▸ **What this task involves**
Count how many lines in this material contain "sway". The answer is that number alone.

[Part of a data file]
**********
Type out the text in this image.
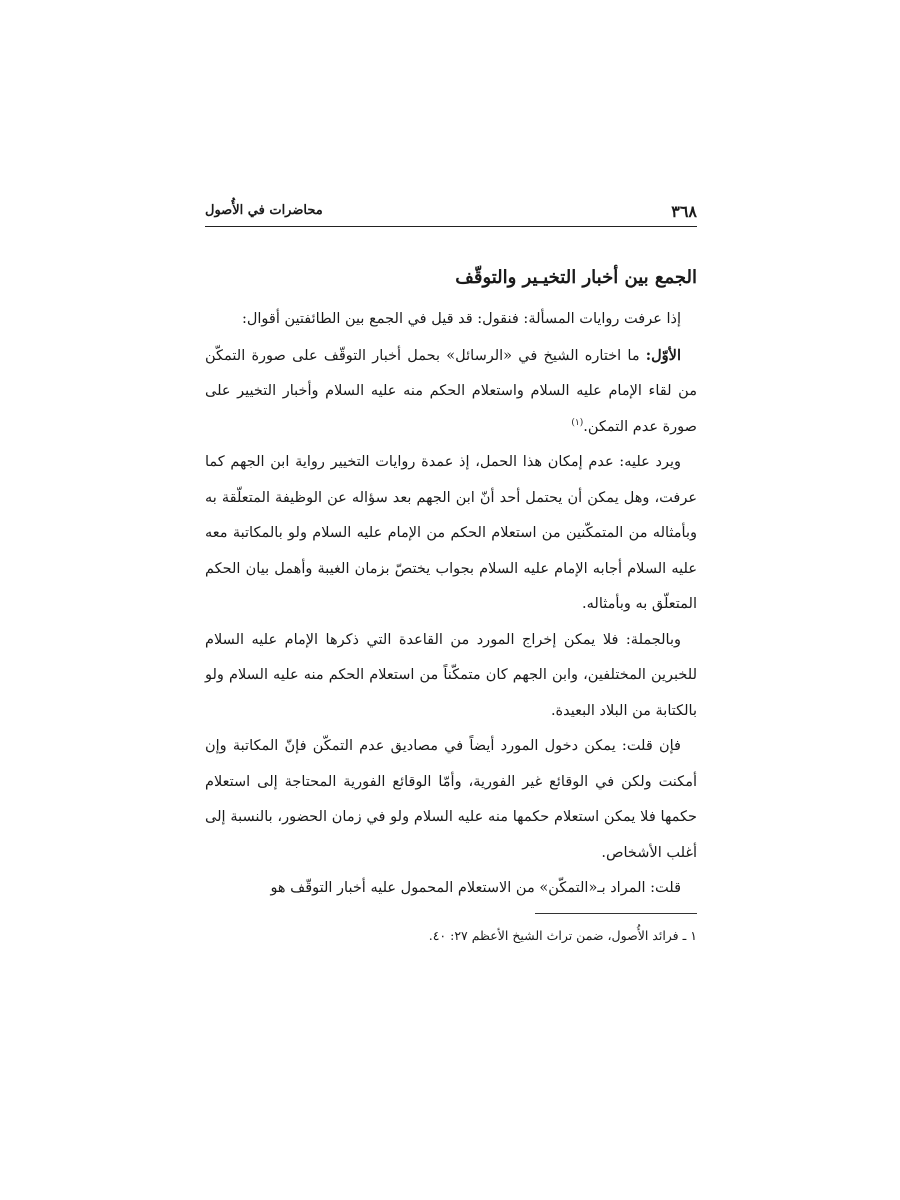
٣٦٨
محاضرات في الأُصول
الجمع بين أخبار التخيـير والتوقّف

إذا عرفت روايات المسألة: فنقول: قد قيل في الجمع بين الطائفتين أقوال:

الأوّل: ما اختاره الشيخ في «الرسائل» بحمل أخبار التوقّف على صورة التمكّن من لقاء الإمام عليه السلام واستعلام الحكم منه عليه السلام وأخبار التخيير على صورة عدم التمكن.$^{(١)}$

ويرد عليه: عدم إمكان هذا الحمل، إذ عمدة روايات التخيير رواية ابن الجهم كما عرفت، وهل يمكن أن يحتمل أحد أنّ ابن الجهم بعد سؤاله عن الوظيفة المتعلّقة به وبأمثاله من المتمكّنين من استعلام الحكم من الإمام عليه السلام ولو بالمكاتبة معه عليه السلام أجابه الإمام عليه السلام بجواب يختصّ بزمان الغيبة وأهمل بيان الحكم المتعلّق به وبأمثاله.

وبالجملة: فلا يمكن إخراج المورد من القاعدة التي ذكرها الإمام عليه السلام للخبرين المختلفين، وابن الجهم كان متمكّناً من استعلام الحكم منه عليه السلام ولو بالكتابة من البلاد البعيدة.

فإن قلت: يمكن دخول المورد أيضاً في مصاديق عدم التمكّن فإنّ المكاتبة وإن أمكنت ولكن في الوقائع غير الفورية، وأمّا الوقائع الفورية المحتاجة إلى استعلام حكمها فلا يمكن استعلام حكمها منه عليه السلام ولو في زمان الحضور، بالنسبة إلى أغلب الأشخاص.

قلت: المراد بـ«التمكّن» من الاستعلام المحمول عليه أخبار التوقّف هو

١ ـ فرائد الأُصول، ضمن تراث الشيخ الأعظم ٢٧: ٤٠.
**********
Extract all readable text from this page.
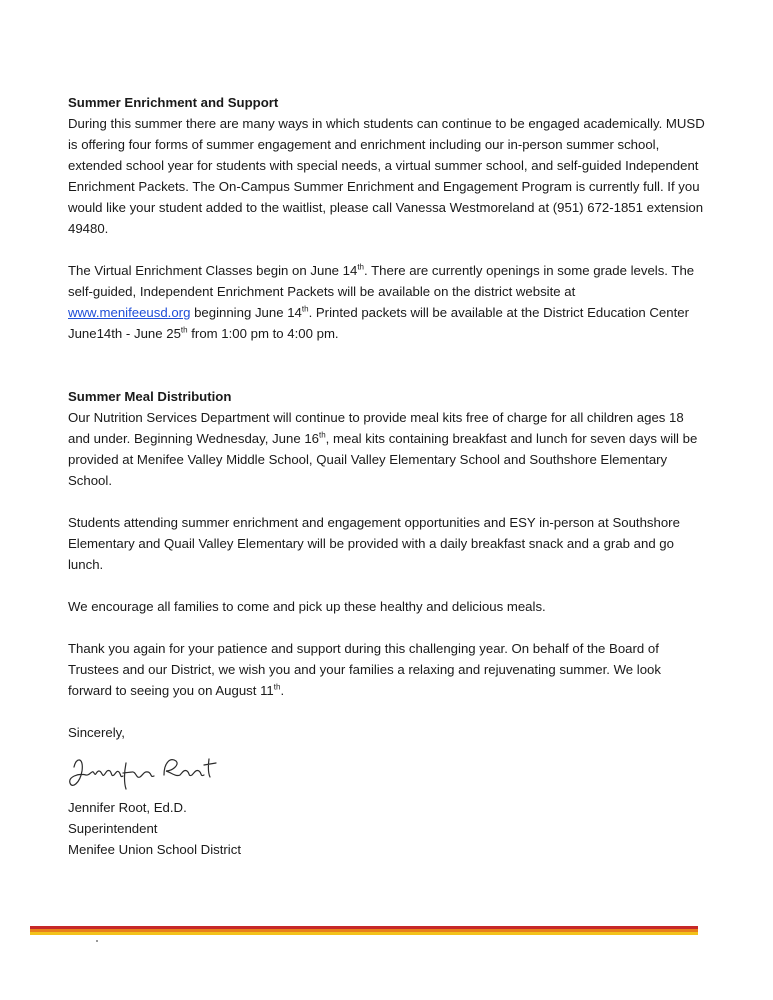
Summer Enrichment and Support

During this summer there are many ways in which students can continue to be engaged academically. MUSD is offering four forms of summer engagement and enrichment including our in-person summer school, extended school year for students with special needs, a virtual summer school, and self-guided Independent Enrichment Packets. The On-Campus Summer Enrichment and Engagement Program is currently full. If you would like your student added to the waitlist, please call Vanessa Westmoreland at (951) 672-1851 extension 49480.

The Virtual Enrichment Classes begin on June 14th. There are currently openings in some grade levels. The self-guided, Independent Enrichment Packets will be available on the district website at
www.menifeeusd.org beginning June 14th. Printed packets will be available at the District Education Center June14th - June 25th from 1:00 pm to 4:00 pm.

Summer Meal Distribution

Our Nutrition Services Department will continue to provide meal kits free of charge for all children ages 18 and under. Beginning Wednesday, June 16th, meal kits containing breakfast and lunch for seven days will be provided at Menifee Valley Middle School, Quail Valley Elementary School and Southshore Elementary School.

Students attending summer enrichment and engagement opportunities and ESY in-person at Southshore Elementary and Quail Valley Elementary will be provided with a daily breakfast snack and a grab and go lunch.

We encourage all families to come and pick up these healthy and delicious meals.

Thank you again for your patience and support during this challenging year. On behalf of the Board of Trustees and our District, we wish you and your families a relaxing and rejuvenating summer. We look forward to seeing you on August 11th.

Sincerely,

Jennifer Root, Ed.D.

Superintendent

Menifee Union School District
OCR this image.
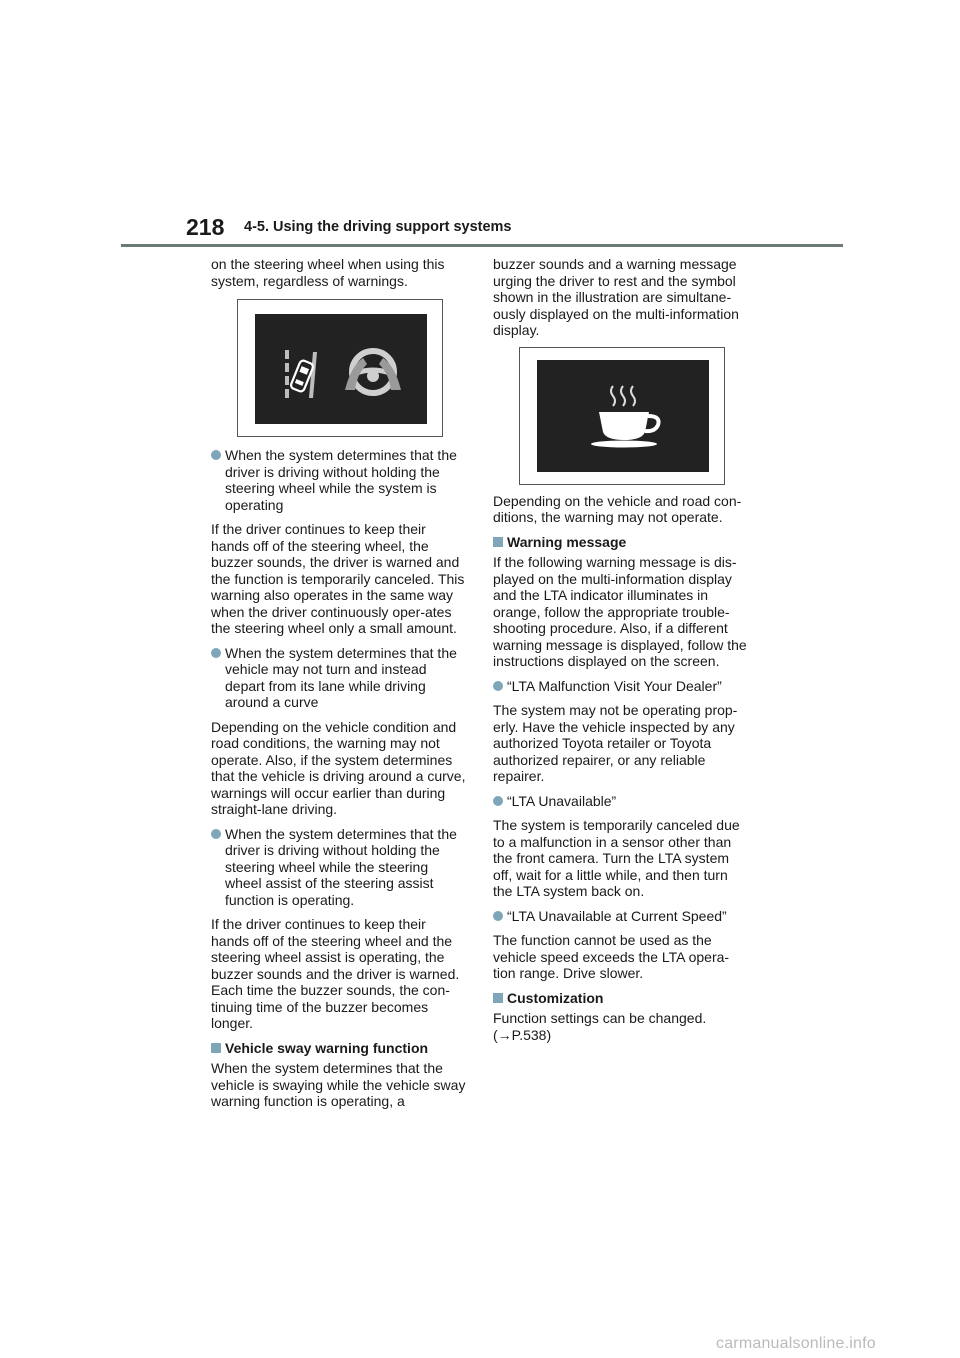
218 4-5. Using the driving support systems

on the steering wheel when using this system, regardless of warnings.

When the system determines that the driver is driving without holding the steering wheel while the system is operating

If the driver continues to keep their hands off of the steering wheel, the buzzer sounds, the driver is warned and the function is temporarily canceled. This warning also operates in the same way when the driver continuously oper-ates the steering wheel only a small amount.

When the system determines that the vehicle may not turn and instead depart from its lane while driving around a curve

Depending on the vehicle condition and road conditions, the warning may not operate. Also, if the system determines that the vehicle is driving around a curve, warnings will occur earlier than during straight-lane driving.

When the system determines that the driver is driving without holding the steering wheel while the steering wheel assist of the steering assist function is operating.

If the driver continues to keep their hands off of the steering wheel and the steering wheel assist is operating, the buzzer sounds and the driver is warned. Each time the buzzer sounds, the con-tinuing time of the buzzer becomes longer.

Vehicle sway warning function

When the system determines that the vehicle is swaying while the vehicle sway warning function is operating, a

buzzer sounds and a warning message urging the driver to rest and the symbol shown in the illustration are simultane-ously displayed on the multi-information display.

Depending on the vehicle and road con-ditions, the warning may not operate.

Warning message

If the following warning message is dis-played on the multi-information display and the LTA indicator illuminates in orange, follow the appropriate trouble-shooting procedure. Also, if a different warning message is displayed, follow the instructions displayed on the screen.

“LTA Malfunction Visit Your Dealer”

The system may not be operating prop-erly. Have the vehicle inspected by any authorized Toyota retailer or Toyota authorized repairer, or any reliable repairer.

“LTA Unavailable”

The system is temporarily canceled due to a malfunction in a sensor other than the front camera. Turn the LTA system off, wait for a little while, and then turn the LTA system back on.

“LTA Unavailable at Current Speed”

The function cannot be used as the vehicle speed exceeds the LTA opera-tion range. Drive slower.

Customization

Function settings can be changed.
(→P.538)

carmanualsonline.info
**********
▸ **Answer to the task**
2